--- What to produce ---
Pull out all lines from the listing below in which the word "panel" appears.

--- Items ---
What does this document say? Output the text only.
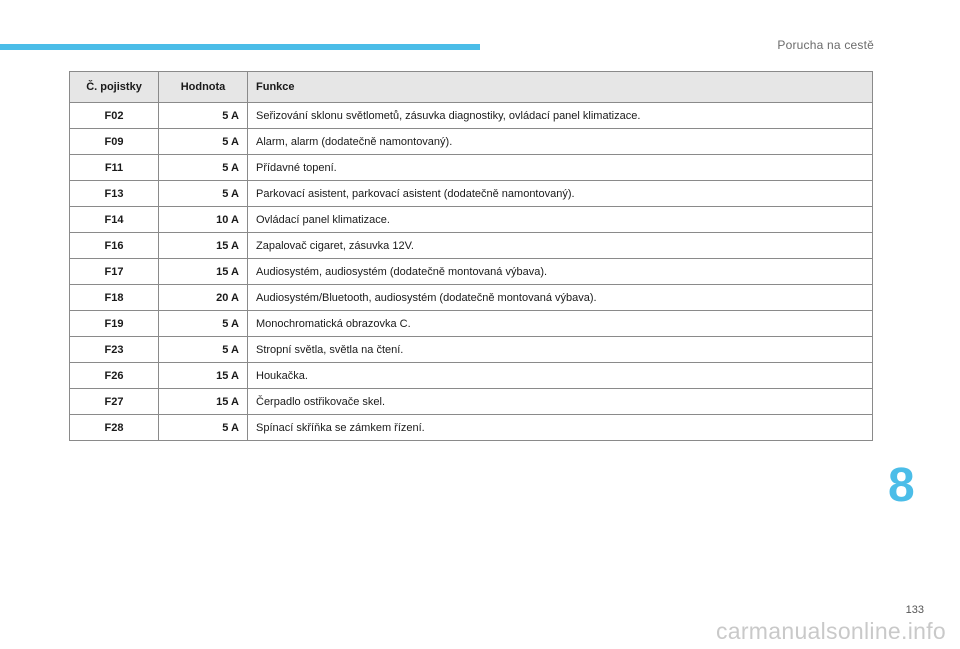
Porucha na cestě
Č. pojistky	Hodnota	Funkce
F02	5 A	Seřizování sklonu světlometů, zásuvka diagnostiky, ovládací panel klimatizace.
F09	5 A	Alarm, alarm (dodatečně namontovaný).
F11	5 A	Přídavné topení.
F13	5 A	Parkovací asistent, parkovací asistent (dodatečně namontovaný).
F14	10 A	Ovládací panel klimatizace.
F16	15 A	Zapalovač cigaret, zásuvka 12V.
F17	15 A	Audiosystém, audiosystém (dodatečně montovaná výbava).
F18	20 A	Audiosystém/Bluetooth, audiosystém (dodatečně montovaná výbava).
F19	5 A	Monochromatická obrazovka C.
F23	5 A	Stropní světla, světla na čtení.
F26	15 A	Houkačka.
F27	15 A	Čerpadlo ostřikovače skel.
F28	5 A	Spínací skříňka se zámkem řízení.
8
133
carmanualsonline.info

--- Result of this exercise ---
F02	5 A	Seřizování sklonu světlometů, zásuvka diagnostiky, ovládací panel klimatizace.
F14	10 A	Ovládací panel klimatizace.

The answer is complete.